Written request
Copy out all lines carrying the word "title".

Items from a data source

_ _ _ _ _

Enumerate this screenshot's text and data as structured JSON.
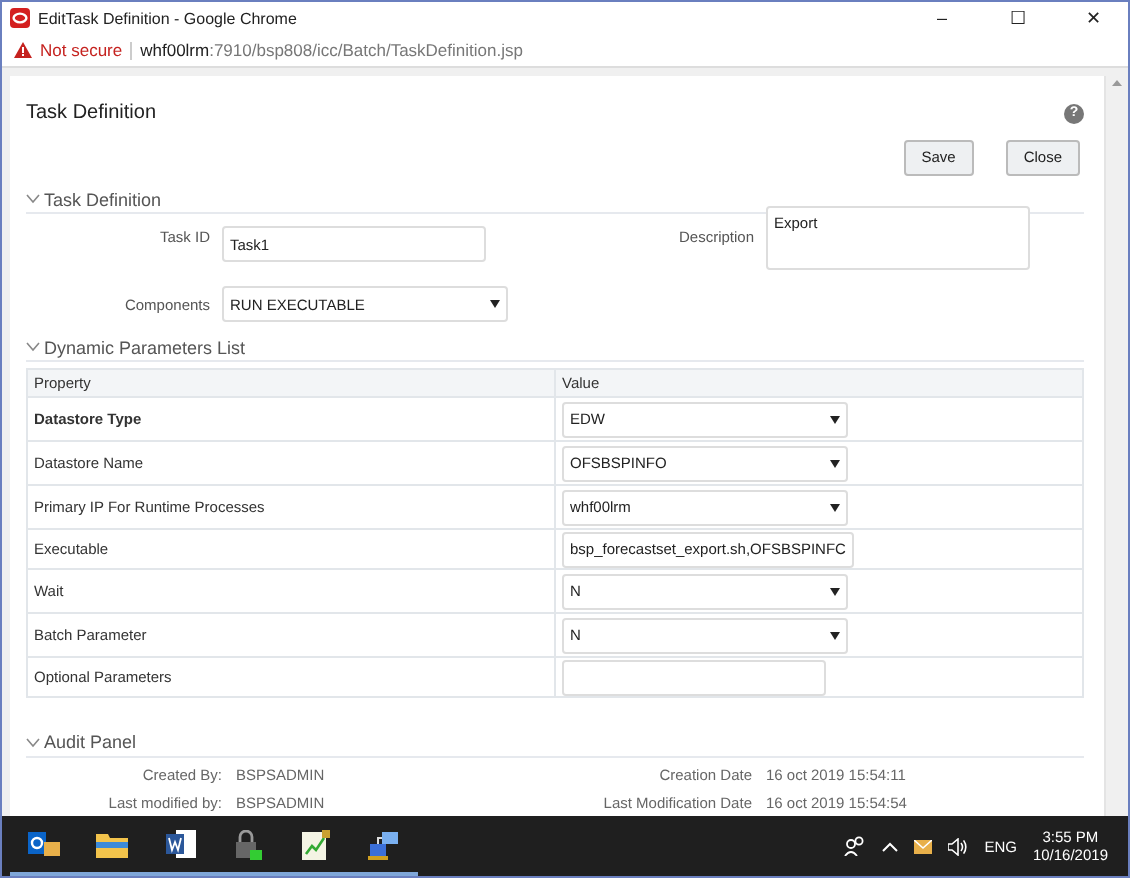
{
  "window": {
    "title": "EditTask Definition - Google Chrome",
    "controls": [
      "–",
      "☐",
      "✕"
    ]
  },
  "address_bar": {
    "warning": "Not secure",
    "host": "whf00lrm",
    "path": ":7910/bsp808/icc/Batch/TaskDefinition.jsp"
  },
  "page": {
    "title": "Task Definition",
    "help": "?",
    "buttons": [
      "Save",
      "Close"
    ]
  },
  "task_section": {
    "header": "Task Definition",
    "expanded": true,
    "fields": {
      "task_id": {
        "label": "Task ID",
        "value": "Task1"
      },
      "description": {
        "label": "Description",
        "value": "Export"
      },
      "components": {
        "label": "Components",
        "value": "RUN EXECUTABLE"
      }
    }
  },
  "parameters_section": {
    "header": "Dynamic Parameters List",
    "expanded": true,
    "columns": [
      "Property",
      "Value"
    ],
    "rows": [
      {
        "property": "Datastore Type",
        "kind": "select",
        "value": "EDW",
        "bold": true
      },
      {
        "property": "Datastore Name",
        "kind": "select",
        "value": "OFSBSPINFO",
        "bold": false
      },
      {
        "property": "Primary IP For Runtime Processes",
        "kind": "select",
        "value": "whf00lrm",
        "bold": false
      },
      {
        "property": "Executable",
        "kind": "input",
        "value": "bsp_forecastset_export.sh,OFSBSPINFC",
        "bold": false
      },
      {
        "property": "Wait",
        "kind": "select",
        "value": "N",
        "bold": false
      },
      {
        "property": "Batch Parameter",
        "kind": "select",
        "value": "N",
        "bold": false
      },
      {
        "property": "Optional Parameters",
        "kind": "input",
        "value": "",
        "bold": false
      }
    ]
  },
  "audit_section": {
    "header": "Audit Panel",
    "expanded": true,
    "rows": [
      {
        "label": "Created By:",
        "value": "BSPSADMIN",
        "date_label": "Creation Date",
        "date": "16 oct 2019 15:54:11"
      },
      {
        "label": "Last modified by:",
        "value": "BSPSADMIN",
        "date_label": "Last Modification Date",
        "date": "16 oct 2019 15:54:54"
      }
    ]
  },
  "taskbar": {
    "apps": [
      {
        "kind": "mail",
        "active": true
      },
      {
        "kind": "folder",
        "active": true
      },
      {
        "kind": "word",
        "active": true
      },
      {
        "kind": "lock",
        "active": true
      },
      {
        "kind": "chart",
        "active": true
      },
      {
        "kind": "network",
        "active": true
      }
    ],
    "language": "ENG",
    "time": "3:55 PM",
    "date": "10/16/2019"
  }
}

_ _ _ _ _

Full answer
    "title": "EditTask Definition - Google Chrome",
    "title": "Task Definition",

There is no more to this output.